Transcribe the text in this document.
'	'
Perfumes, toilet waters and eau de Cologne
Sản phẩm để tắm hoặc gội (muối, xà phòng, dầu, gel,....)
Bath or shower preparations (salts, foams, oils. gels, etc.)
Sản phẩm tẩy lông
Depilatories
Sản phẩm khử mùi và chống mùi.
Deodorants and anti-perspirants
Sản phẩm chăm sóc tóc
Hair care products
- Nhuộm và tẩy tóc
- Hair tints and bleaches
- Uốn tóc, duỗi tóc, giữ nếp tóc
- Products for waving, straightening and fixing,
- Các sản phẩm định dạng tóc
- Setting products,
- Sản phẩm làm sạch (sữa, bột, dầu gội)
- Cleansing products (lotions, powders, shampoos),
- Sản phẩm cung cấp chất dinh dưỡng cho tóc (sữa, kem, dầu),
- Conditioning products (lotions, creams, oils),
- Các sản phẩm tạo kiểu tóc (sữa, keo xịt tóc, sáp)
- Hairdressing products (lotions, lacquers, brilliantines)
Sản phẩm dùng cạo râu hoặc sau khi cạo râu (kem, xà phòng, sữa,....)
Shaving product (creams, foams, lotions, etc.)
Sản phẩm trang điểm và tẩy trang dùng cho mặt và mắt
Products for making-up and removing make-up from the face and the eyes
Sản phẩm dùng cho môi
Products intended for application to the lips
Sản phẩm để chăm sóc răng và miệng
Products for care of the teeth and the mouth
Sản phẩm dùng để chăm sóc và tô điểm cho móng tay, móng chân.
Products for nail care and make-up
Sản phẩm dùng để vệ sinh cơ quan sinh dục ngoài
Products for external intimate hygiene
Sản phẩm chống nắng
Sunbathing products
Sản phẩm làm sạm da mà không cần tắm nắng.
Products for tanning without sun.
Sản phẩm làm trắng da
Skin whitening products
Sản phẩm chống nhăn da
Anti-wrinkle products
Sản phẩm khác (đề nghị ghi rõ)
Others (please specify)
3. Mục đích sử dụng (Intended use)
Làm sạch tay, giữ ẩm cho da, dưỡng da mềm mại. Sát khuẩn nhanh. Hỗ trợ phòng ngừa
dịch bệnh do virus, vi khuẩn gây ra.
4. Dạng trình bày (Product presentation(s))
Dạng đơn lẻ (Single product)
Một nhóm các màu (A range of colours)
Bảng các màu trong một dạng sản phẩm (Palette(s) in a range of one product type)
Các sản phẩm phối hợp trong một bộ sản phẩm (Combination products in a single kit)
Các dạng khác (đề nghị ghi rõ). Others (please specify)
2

* ACTION ITEM *
Each of the records should be retyped exactly.

* WRITTEN REPLY *
Transcribe the text in this document.
'	'
Perfumes, toilet waters and eau de Cologne
Sản phẩm để tắm hoặc gội (muối, xà phòng, dầu, gel,....)
Bath or shower preparations (salts, foams, oils. gels, etc.)
Sản phẩm tẩy lông
Depilatories
Sản phẩm khử mùi và chống mùi.
Deodorants and anti-perspirants
Sản phẩm chăm sóc tóc
Hair care products
- Nhuộm và tẩy tóc
- Hair tints and bleaches
- Uốn tóc, duỗi tóc, giữ nếp tóc
- Products for waving, straightening and fixing,
- Các sản phẩm định dạng tóc
- Setting products,
- Sản phẩm làm sạch (sữa, bột, dầu gội)
- Cleansing products (lotions, powders, shampoos),
- Sản phẩm cung cấp chất dinh dưỡng cho tóc (sữa, kem, dầu),
- Conditioning products (lotions, creams, oils),
- Các sản phẩm tạo kiểu tóc (sữa, keo xịt tóc, sáp)
- Hairdressing products (lotions, lacquers, brilliantines)
Sản phẩm dùng cạo râu hoặc sau khi cạo râu (kem, xà phòng, sữa,....)
Shaving product (creams, foams, lotions, etc.)
Sản phẩm trang điểm và tẩy trang dùng cho mặt và mắt
Products for making-up and removing make-up from the face and the eyes
Sản phẩm dùng cho môi
Products intended for application to the lips
Sản phẩm để chăm sóc răng và miệng
Products for care of the teeth and the mouth
Sản phẩm dùng để chăm sóc và tô điểm cho móng tay, móng chân.
Products for nail care and make-up
Sản phẩm dùng để vệ sinh cơ quan sinh dục ngoài
Products for external intimate hygiene
Sản phẩm chống nắng
Sunbathing products
Sản phẩm làm sạm da mà không cần tắm nắng.
Products for tanning without sun.
Sản phẩm làm trắng da
Skin whitening products
Sản phẩm chống nhăn da
Anti-wrinkle products
Sản phẩm khác (đề nghị ghi rõ)
Others (please specify)
3. Mục đích sử dụng (Intended use)
Làm sạch tay, giữ ẩm cho da, dưỡng da mềm mại. Sát khuẩn nhanh. Hỗ trợ phòng ngừa
dịch bệnh do virus, vi khuẩn gây ra.
4. Dạng trình bày (Product presentation(s))
Dạng đơn lẻ (Single product)
Một nhóm các màu (A range of colours)
Bảng các màu trong một dạng sản phẩm (Palette(s) in a range of one product type)
Các sản phẩm phối hợp trong một bộ sản phẩm (Combination products in a single kit)
Các dạng khác (đề nghị ghi rõ). Others (please specify)
2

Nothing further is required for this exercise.